Will you write out the data exactly, excluding every picture?

══ Input for this task

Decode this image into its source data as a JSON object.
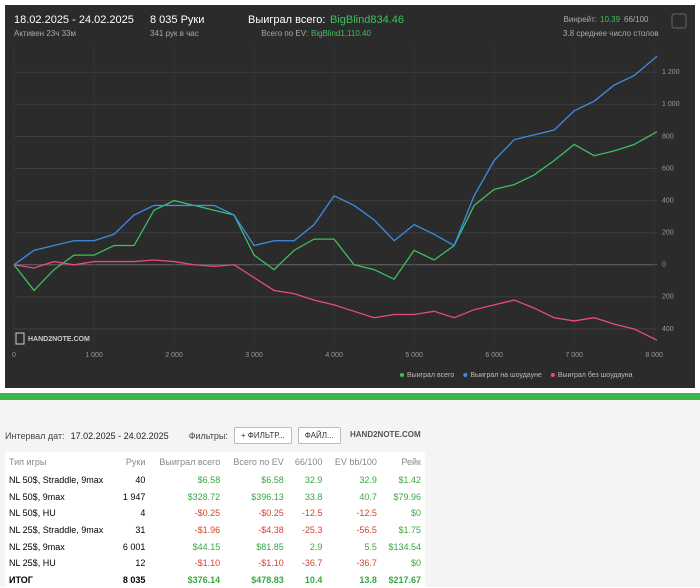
{
  "header": {
    "dates": "18.02.2025 - 24.02.2025",
    "active": "Активен 23ч 33м",
    "hands": "8 035 Руки",
    "rate": "341 рук в час",
    "won_label": "Выиграл всего:",
    "won_value": "BigBlind834.46",
    "ev_label": "Всего по EV:",
    "ev_value": "BigBlind1,110.40",
    "winrate_label": "Винрейт:",
    "winrate_value": "10.39",
    "winrate_unit": "66/100",
    "tables": "3.8 среднее число столов",
    "logo": "HAND2NOTE.COM"
  },
  "chart_data": {
    "type": "line",
    "x": [
      0,
      250,
      500,
      750,
      1000,
      1250,
      1500,
      1750,
      2000,
      2250,
      2500,
      2750,
      3000,
      3250,
      3500,
      3750,
      4000,
      4250,
      4500,
      4750,
      5000,
      5250,
      5500,
      5750,
      6000,
      6250,
      6500,
      6750,
      7000,
      7250,
      7500,
      7750,
      8035
    ],
    "series": [
      {
        "name": "Выиграл всего",
        "color": "#3fbf5f",
        "values": [
          0,
          -160,
          -30,
          60,
          60,
          120,
          120,
          340,
          400,
          370,
          340,
          310,
          60,
          -30,
          90,
          160,
          160,
          0,
          -30,
          -90,
          90,
          30,
          120,
          370,
          470,
          500,
          560,
          650,
          750,
          680,
          710,
          750,
          830
        ]
      },
      {
        "name": "Выиграл на шоудауне",
        "color": "#3a8ee6",
        "values": [
          0,
          90,
          120,
          150,
          150,
          190,
          310,
          370,
          370,
          370,
          370,
          310,
          120,
          150,
          150,
          250,
          430,
          370,
          280,
          150,
          250,
          190,
          120,
          430,
          650,
          780,
          810,
          840,
          960,
          1020,
          1120,
          1180,
          1300
        ]
      },
      {
        "name": "Выиграл без шоудауна",
        "color": "#e84a82",
        "values": [
          0,
          -20,
          20,
          0,
          20,
          20,
          20,
          30,
          20,
          0,
          -10,
          0,
          -80,
          -160,
          -180,
          -220,
          -250,
          -290,
          -330,
          -310,
          -310,
          -290,
          -330,
          -280,
          -250,
          -220,
          -270,
          -330,
          -350,
          -330,
          -370,
          -400,
          -470
        ]
      }
    ],
    "xlim": [
      0,
      8035
    ],
    "ylim": [
      -500,
      1370
    ],
    "xticks": [
      0,
      {
        "value": 1000,
        "label": "1 000"
      },
      {
        "value": 2000,
        "label": "2 000"
      },
      {
        "value": 3000,
        "label": "3 000"
      },
      {
        "value": 4000,
        "label": "4 000"
      },
      {
        "value": 5000,
        "label": "5 000"
      },
      {
        "value": 6000,
        "label": "6 000"
      },
      {
        "value": 7000,
        "label": "7 000"
      },
      {
        "value": 8000,
        "label": "8 000"
      }
    ],
    "yticks": [
      {
        "value": -400,
        "label": "400"
      },
      {
        "value": -200,
        "label": "200"
      },
      0,
      200,
      400,
      600,
      800,
      {
        "value": 1000,
        "label": "1 000"
      },
      {
        "value": 1200,
        "label": "1 200"
      }
    ],
    "grid": true
  },
  "filters": {
    "interval_label": "Интервал дат:",
    "interval": "17.02.2025 - 24.02.2025",
    "filters_label": "Фильтры:",
    "filter_button": "+ ФИЛЬТР...",
    "file_button": "ФАЙЛ...",
    "logo": "HAND2NOTE.COM"
  },
  "table": {
    "columns": [
      "Тип игры",
      "Руки",
      "Выиграл всего",
      "Всего по EV",
      "66/100",
      "EV bb/100",
      "Рейк"
    ],
    "rows": [
      [
        "NL 50$, Straddle, 9max",
        "40",
        "$6.58",
        "$6.58",
        "32.9",
        "32.9",
        "$1.42"
      ],
      [
        "NL 50$, 9max",
        "1 947",
        "$328.72",
        "$396.13",
        "33.8",
        "40.7",
        "$79.96"
      ],
      [
        "NL 50$, HU",
        "4",
        "-$0.25",
        "-$0.25",
        "-12.5",
        "-12.5",
        "$0"
      ],
      [
        "NL 25$, Straddle, 9max",
        "31",
        "-$1.96",
        "-$4.38",
        "-25.3",
        "-56.5",
        "$1.75"
      ],
      [
        "NL 25$, 9max",
        "6 001",
        "$44.15",
        "$81.85",
        "2.9",
        "5.5",
        "$134.54"
      ],
      [
        "NL 25$, HU",
        "12",
        "-$1.10",
        "-$1.10",
        "-36.7",
        "-36.7",
        "$0"
      ]
    ],
    "total": [
      "ИТОГ",
      "8 035",
      "$376.14",
      "$478.83",
      "10.4",
      "13.8",
      "$217.67"
    ]
  }
}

════

■ Response to the exercise:
Decode this image into its source data as a JSON object.
{
  "header": {
    "dates": "18.02.2025 - 24.02.2025",
    "active": "Активен 23ч 33м",
    "hands": "8 035 Руки",
    "rate": "341 рук в час",
    "won_label": "Выиграл всего:",
    "won_value": "BigBlind834.46",
    "ev_label": "Всего по EV:",
    "ev_value": "BigBlind1,110.40",
    "winrate_label": "Винрейт:",
    "winrate_value": "10.39",
    "winrate_unit": "66/100",
    "tables": "3.8 среднее число столов",
    "logo": "HAND2NOTE.COM"
  },
  "chart_data": {
    "type": "line",
    "x": [
      0,
      250,
      500,
      750,
      1000,
      1250,
      1500,
      1750,
      2000,
      2250,
      2500,
      2750,
      3000,
      3250,
      3500,
      3750,
      4000,
      4250,
      4500,
      4750,
      5000,
      5250,
      5500,
      5750,
      6000,
      6250,
      6500,
      6750,
      7000,
      7250,
      7500,
      7750,
      8035
    ],
    "series": [
      {
        "name": "Выиграл всего",
        "color": "#3fbf5f",
        "values": [
          0,
          -160,
          -30,
          60,
          60,
          120,
          120,
          340,
          400,
          370,
          340,
          310,
          60,
          -30,
          90,
          160,
          160,
          0,
          -30,
          -90,
          90,
          30,
          120,
          370,
          470,
          500,
          560,
          650,
          750,
          680,
          710,
          750,
          830
        ]
      },
      {
        "name": "Выиграл на шоудауне",
        "color": "#3a8ee6",
        "values": [
          0,
          90,
          120,
          150,
          150,
          190,
          310,
          370,
          370,
          370,
          370,
          310,
          120,
          150,
          150,
          250,
          430,
          370,
          280,
          150,
          250,
          190,
          120,
          430,
          650,
          780,
          810,
          840,
          960,
          1020,
          1120,
          1180,
          1300
        ]
      },
      {
        "name": "Выиграл без шоудауна",
        "color": "#e84a82",
        "values": [
          0,
          -20,
          20,
          0,
          20,
          20,
          20,
          30,
          20,
          0,
          -10,
          0,
          -80,
          -160,
          -180,
          -220,
          -250,
          -290,
          -330,
          -310,
          -310,
          -290,
          -330,
          -280,
          -250,
          -220,
          -270,
          -330,
          -350,
          -330,
          -370,
          -400,
          -470
        ]
      }
    ],
    "xlim": [
      0,
      8035
    ],
    "ylim": [
      -500,
      1370
    ],
    "xticks": [
      0,
      {
        "value": 1000,
        "label": "1 000"
      },
      {
        "value": 2000,
        "label": "2 000"
      },
      {
        "value": 3000,
        "label": "3 000"
      },
      {
        "value": 4000,
        "label": "4 000"
      },
      {
        "value": 5000,
        "label": "5 000"
      },
      {
        "value": 6000,
        "label": "6 000"
      },
      {
        "value": 7000,
        "label": "7 000"
      },
      {
        "value": 8000,
        "label": "8 000"
      }
    ],
    "yticks": [
      {
        "value": -400,
        "label": "400"
      },
      {
        "value": -200,
        "label": "200"
      },
      0,
      200,
      400,
      600,
      800,
      {
        "value": 1000,
        "label": "1 000"
      },
      {
        "value": 1200,
        "label": "1 200"
      }
    ],
    "grid": true
  },
  "filters": {
    "interval_label": "Интервал дат:",
    "interval": "17.02.2025 - 24.02.2025",
    "filters_label": "Фильтры:",
    "filter_button": "+ ФИЛЬТР...",
    "file_button": "ФАЙЛ...",
    "logo": "HAND2NOTE.COM"
  },
  "table": {
    "columns": [
      "Тип игры",
      "Руки",
      "Выиграл всего",
      "Всего по EV",
      "66/100",
      "EV bb/100",
      "Рейк"
    ],
    "rows": [
      [
        "NL 50$, Straddle, 9max",
        "40",
        "$6.58",
        "$6.58",
        "32.9",
        "32.9",
        "$1.42"
      ],
      [
        "NL 50$, 9max",
        "1 947",
        "$328.72",
        "$396.13",
        "33.8",
        "40.7",
        "$79.96"
      ],
      [
        "NL 50$, HU",
        "4",
        "-$0.25",
        "-$0.25",
        "-12.5",
        "-12.5",
        "$0"
      ],
      [
        "NL 25$, Straddle, 9max",
        "31",
        "-$1.96",
        "-$4.38",
        "-25.3",
        "-56.5",
        "$1.75"
      ],
      [
        "NL 25$, 9max",
        "6 001",
        "$44.15",
        "$81.85",
        "2.9",
        "5.5",
        "$134.54"
      ],
      [
        "NL 25$, HU",
        "12",
        "-$1.10",
        "-$1.10",
        "-36.7",
        "-36.7",
        "$0"
      ]
    ],
    "total": [
      "ИТОГ",
      "8 035",
      "$376.14",
      "$478.83",
      "10.4",
      "13.8",
      "$217.67"
    ]
  }
}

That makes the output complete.